> [Material]
• • •

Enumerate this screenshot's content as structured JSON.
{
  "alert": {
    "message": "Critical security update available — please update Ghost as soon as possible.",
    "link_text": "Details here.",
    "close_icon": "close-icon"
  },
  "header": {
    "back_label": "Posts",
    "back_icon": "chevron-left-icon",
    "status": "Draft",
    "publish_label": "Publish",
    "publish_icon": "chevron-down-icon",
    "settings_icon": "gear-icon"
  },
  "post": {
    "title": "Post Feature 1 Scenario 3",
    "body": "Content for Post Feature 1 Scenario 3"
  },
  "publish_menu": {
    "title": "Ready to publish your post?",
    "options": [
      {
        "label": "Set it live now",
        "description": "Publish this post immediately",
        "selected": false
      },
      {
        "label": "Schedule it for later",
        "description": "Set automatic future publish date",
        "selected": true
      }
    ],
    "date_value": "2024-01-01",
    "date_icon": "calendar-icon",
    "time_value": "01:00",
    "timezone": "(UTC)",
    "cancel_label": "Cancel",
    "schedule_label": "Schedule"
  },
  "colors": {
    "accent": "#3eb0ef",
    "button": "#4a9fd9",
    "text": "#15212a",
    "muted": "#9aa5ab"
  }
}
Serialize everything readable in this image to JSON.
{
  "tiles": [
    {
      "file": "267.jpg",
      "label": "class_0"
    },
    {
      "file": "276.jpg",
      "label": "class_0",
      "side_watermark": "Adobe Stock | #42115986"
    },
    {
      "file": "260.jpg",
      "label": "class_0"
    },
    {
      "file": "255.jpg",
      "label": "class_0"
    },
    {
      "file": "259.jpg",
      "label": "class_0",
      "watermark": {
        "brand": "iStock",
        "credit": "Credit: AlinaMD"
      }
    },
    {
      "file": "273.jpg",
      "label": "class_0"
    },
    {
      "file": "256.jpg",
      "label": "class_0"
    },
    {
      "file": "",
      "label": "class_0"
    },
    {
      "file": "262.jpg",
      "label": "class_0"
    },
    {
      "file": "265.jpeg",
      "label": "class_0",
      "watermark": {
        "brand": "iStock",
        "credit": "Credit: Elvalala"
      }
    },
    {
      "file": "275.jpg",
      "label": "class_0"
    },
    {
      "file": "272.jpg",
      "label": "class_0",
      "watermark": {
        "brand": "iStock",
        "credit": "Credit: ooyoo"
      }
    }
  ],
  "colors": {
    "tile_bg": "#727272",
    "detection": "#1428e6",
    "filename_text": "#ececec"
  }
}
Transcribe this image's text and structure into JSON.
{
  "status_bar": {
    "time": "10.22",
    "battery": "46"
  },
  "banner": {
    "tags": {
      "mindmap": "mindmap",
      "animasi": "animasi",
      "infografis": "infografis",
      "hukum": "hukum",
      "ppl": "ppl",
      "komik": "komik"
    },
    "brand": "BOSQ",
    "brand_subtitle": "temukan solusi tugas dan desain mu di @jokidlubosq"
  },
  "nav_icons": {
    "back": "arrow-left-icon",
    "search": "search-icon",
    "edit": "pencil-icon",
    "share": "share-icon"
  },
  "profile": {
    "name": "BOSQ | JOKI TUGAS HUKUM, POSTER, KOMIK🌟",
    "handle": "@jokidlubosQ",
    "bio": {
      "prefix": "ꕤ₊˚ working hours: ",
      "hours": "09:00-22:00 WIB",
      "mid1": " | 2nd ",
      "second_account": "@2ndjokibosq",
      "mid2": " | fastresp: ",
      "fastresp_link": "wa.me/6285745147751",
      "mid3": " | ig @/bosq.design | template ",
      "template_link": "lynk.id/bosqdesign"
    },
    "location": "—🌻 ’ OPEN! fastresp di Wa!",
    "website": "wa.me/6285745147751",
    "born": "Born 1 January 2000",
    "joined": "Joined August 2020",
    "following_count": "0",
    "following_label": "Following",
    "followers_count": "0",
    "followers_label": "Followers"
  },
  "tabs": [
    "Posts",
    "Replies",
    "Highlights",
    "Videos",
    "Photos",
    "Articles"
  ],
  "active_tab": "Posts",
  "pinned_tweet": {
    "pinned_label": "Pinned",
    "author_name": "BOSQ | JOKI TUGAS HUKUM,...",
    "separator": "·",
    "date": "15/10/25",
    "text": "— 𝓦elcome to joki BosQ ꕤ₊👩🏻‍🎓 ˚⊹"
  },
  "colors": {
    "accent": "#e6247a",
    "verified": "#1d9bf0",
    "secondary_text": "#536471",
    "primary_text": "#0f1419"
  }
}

• • •

> [Short problem] Repeat the data precisely, line by line.

> [Task result]
Enumerate this screenshot's content as structured JSON.
{
  "alert": {
    "message": "Critical security update available — please update Ghost as soon as possible.",
    "link_text": "Details here.",
    "close_icon": "close-icon"
  },
  "header": {
    "back_label": "Posts",
    "back_icon": "chevron-left-icon",
    "status": "Draft",
    "publish_label": "Publish",
    "publish_icon": "chevron-down-icon",
    "settings_icon": "gear-icon"
  },
  "post": {
    "title": "Post Feature 1 Scenario 3",
    "body": "Content for Post Feature 1 Scenario 3"
  },
  "publish_menu": {
    "title": "Ready to publish your post?",
    "options": [
      {
        "label": "Set it live now",
        "description": "Publish this post immediately",
        "selected": false
      },
      {
        "label": "Schedule it for later",
        "description": "Set automatic future publish date",
        "selected": true
      }
    ],
    "date_value": "2024-01-01",
    "date_icon": "calendar-icon",
    "time_value": "01:00",
    "timezone": "(UTC)",
    "cancel_label": "Cancel",
    "schedule_label": "Schedule"
  },
  "colors": {
    "accent": "#3eb0ef",
    "button": "#4a9fd9",
    "text": "#15212a",
    "muted": "#9aa5ab"
  }
}
Serialize everything readable in this image to JSON.
{
  "tiles": [
    {
      "file": "267.jpg",
      "label": "class_0"
    },
    {
      "file": "276.jpg",
      "label": "class_0",
      "side_watermark": "Adobe Stock | #42115986"
    },
    {
      "file": "260.jpg",
      "label": "class_0"
    },
    {
      "file": "255.jpg",
      "label": "class_0"
    },
    {
      "file": "259.jpg",
      "label": "class_0",
      "watermark": {
        "brand": "iStock",
        "credit": "Credit: AlinaMD"
      }
    },
    {
      "file": "273.jpg",
      "label": "class_0"
    },
    {
      "file": "256.jpg",
      "label": "class_0"
    },
    {
      "file": "",
      "label": "class_0"
    },
    {
      "file": "262.jpg",
      "label": "class_0"
    },
    {
      "file": "265.jpeg",
      "label": "class_0",
      "watermark": {
        "brand": "iStock",
        "credit": "Credit: Elvalala"
      }
    },
    {
      "file": "275.jpg",
      "label": "class_0"
    },
    {
      "file": "272.jpg",
      "label": "class_0",
      "watermark": {
        "brand": "iStock",
        "credit": "Credit: ooyoo"
      }
    }
  ],
  "colors": {
    "tile_bg": "#727272",
    "detection": "#1428e6",
    "filename_text": "#ececec"
  }
}
Transcribe this image's text and structure into JSON.
{
  "status_bar": {
    "time": "10.22",
    "battery": "46"
  },
  "banner": {
    "tags": {
      "mindmap": "mindmap",
      "animasi": "animasi",
      "infografis": "infografis",
      "hukum": "hukum",
      "ppl": "ppl",
      "komik": "komik"
    },
    "brand": "BOSQ",
    "brand_subtitle": "temukan solusi tugas dan desain mu di @jokidlubosq"
  },
  "nav_icons": {
    "back": "arrow-left-icon",
    "search": "search-icon",
    "edit": "pencil-icon",
    "share": "share-icon"
  },
  "profile": {
    "name": "BOSQ | JOKI TUGAS HUKUM, POSTER, KOMIK🌟",
    "handle": "@jokidlubosQ",
    "bio": {
      "prefix": "ꕤ₊˚ working hours: ",
      "hours": "09:00-22:00 WIB",
      "mid1": " | 2nd ",
      "second_account": "@2ndjokibosq",
      "mid2": " | fastresp: ",
      "fastresp_link": "wa.me/6285745147751",
      "mid3": " | ig @/bosq.design | template ",
      "template_link": "lynk.id/bosqdesign"
    },
    "location": "—🌻 ’ OPEN! fastresp di Wa!",
    "website": "wa.me/6285745147751",
    "born": "Born 1 January 2000",
    "joined": "Joined August 2020",
    "following_count": "0",
    "following_label": "Following",
    "followers_count": "0",
    "followers_label": "Followers"
  },
  "tabs": [
    "Posts",
    "Replies",
    "Highlights",
    "Videos",
    "Photos",
    "Articles"
  ],
  "active_tab": "Posts",
  "pinned_tweet": {
    "pinned_label": "Pinned",
    "author_name": "BOSQ | JOKI TUGAS HUKUM,...",
    "separator": "·",
    "date": "15/10/25",
    "text": "— 𝓦elcome to joki BosQ ꕤ₊👩🏻‍🎓 ˚⊹"
  },
  "colors": {
    "accent": "#e6247a",
    "verified": "#1d9bf0",
    "secondary_text": "#536471",
    "primary_text": "#0f1419"
  }
}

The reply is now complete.